I find that the fufillment and delivery is quicker on the west coast than the east coast of the US. I believe the west coast is fulfilled in Mexico. A recent east coast order took much longer. There seems to be no problem with the print quality, although I find their product order system a bit misleading. If you upload the file and then position it, it looks different on the different mock ups available. I make adjustments to the positioning, but not the sizing. My problem is you have to guess where the start position is from the neck downwards. If they had a standard start position say 40mm, I could create my files to suit this.


----------



## NoXid (Apr 4, 2011)

The main problem with Printful has always been their high prices, but obviously that hasn't stopped them from being the GoTo POD (but it stopped me from using them, except as an emergency backup).

People returning shirts due to fitment is part of the business of selling garments. It is on you to bludgeon potential customers until they understand how the shirts fit. FYI Women's T-shirt size names HAVE NO STANDARDIZED MEANING, so spell it out in terms of bust measurement in inches, and emphasize that over the utterly useless size names. Also, describing the style as Slim Fitting, or the like, is probably a smart move, unless it is one of the rare Relaxed styles on the market.

→ Entries taken from a collection
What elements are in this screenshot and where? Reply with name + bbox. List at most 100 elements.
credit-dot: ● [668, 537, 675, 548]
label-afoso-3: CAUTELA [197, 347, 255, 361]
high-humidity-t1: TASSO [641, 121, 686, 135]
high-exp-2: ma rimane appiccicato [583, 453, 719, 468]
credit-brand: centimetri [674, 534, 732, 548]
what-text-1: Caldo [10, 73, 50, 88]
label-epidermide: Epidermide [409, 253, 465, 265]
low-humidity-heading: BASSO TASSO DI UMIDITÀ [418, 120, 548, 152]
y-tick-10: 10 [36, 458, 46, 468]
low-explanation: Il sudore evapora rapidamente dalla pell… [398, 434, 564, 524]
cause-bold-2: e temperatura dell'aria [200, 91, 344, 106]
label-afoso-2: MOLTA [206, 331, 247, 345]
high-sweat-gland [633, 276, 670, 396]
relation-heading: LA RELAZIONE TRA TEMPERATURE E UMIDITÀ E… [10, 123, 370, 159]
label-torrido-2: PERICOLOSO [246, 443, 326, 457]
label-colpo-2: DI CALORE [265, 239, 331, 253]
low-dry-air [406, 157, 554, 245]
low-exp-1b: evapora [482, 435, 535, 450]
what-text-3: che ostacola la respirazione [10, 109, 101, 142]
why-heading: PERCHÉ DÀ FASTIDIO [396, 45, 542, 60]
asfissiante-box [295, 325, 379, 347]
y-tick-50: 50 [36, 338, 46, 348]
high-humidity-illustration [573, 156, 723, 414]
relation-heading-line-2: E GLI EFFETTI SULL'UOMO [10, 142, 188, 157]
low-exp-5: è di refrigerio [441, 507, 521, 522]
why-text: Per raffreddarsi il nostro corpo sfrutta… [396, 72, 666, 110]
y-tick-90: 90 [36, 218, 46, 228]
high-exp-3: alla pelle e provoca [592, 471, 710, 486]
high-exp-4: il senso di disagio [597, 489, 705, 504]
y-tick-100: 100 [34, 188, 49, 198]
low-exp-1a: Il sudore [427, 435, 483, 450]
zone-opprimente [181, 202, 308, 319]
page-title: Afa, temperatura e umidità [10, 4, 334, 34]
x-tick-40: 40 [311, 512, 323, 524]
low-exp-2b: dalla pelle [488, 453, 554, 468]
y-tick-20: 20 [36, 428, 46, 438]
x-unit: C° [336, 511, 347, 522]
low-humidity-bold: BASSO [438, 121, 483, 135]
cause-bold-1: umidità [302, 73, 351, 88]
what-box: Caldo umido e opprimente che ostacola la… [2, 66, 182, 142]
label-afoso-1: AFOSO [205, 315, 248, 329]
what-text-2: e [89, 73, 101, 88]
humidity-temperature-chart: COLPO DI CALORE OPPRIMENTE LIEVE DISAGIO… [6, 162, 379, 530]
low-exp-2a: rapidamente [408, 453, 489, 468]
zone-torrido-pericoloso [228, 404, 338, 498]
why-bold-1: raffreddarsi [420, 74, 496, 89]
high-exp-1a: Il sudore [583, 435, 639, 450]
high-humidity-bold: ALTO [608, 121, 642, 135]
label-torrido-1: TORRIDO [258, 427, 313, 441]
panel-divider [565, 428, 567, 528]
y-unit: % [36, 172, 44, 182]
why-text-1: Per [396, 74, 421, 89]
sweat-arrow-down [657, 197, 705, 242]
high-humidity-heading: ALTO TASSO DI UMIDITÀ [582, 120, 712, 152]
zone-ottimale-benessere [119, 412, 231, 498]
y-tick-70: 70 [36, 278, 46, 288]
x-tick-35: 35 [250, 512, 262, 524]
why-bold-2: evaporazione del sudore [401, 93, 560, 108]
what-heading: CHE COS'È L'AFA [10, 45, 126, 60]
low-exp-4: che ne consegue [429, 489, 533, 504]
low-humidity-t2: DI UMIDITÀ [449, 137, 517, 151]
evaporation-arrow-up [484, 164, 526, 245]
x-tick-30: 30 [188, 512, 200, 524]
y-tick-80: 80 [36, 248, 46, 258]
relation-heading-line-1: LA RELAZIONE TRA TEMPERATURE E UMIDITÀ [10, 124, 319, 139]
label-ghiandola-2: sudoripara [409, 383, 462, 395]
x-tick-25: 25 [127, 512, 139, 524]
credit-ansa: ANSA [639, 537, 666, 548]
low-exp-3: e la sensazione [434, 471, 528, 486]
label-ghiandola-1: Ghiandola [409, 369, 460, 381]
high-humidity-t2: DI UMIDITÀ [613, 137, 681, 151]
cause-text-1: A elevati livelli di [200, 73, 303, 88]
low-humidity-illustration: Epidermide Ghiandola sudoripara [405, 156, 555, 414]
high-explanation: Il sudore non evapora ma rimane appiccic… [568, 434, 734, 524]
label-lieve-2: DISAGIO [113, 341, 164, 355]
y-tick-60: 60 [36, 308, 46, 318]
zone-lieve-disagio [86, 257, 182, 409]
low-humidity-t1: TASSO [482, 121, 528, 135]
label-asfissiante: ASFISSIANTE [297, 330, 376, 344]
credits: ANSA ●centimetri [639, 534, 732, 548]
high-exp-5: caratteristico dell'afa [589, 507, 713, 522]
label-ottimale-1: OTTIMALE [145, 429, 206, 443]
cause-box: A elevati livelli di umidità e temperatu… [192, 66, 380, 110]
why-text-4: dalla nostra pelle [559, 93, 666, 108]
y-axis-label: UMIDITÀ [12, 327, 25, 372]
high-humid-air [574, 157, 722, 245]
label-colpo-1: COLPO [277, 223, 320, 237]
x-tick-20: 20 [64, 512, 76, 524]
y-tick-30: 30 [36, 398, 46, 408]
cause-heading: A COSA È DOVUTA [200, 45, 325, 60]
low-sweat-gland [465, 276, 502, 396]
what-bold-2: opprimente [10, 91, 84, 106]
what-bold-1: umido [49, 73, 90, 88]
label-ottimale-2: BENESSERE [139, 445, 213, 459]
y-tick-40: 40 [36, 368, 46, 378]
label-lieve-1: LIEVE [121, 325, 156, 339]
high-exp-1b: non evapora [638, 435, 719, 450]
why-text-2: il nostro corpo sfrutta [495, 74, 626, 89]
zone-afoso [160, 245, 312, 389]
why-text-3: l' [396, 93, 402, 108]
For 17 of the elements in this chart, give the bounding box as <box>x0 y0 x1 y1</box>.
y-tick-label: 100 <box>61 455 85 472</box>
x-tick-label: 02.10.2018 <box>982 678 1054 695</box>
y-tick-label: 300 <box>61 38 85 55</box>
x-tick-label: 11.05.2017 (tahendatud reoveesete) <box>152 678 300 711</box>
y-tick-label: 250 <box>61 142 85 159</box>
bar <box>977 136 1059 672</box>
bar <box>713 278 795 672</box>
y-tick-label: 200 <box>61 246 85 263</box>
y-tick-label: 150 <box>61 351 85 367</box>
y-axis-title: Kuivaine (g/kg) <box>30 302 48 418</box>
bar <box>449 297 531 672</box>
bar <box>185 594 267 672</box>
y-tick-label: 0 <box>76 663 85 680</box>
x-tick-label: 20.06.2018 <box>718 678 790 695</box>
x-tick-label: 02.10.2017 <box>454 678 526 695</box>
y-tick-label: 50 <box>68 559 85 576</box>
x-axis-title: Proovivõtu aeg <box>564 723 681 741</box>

→ WHAT YOU HAVE TO DO
Quote the whole forum thread about Printful word for word. The records aren't needed here.

→ WRITTEN ANSWER
I find that the fufillment and delivery is quicker on the west coast than the east coast of the US. I believe the west coast is fulfilled in Mexico. A recent east coast order took much longer. There seems to be no problem with the print quality, although I find their product order system a bit misleading. If you upload the file and then position it, it looks different on the different mock ups available. I make adjustments to the positioning, but not the sizing. My problem is you have to guess where the start position is from the neck downwards. If they had a standard start position say 40mm, I could create my files to suit this.


----------



## NoXid (Apr 4, 2011)

The main problem with Printful has always been their high prices, but obviously that hasn't stopped them from being the GoTo POD (but it stopped me from using them, except as an emergency backup).

People returning shirts due to fitment is part of the business of selling garments. It is on you to bludgeon potential customers until they understand how the shirts fit. FYI Women's T-shirt size names HAVE NO STANDARDIZED MEANING, so spell it out in terms of bust measurement in inches, and emphasize that over the utterly useless size names. Also, describing the style as Slim Fitting, or the like, is probably a smart move, unless it is one of the rare Relaxed styles on the market.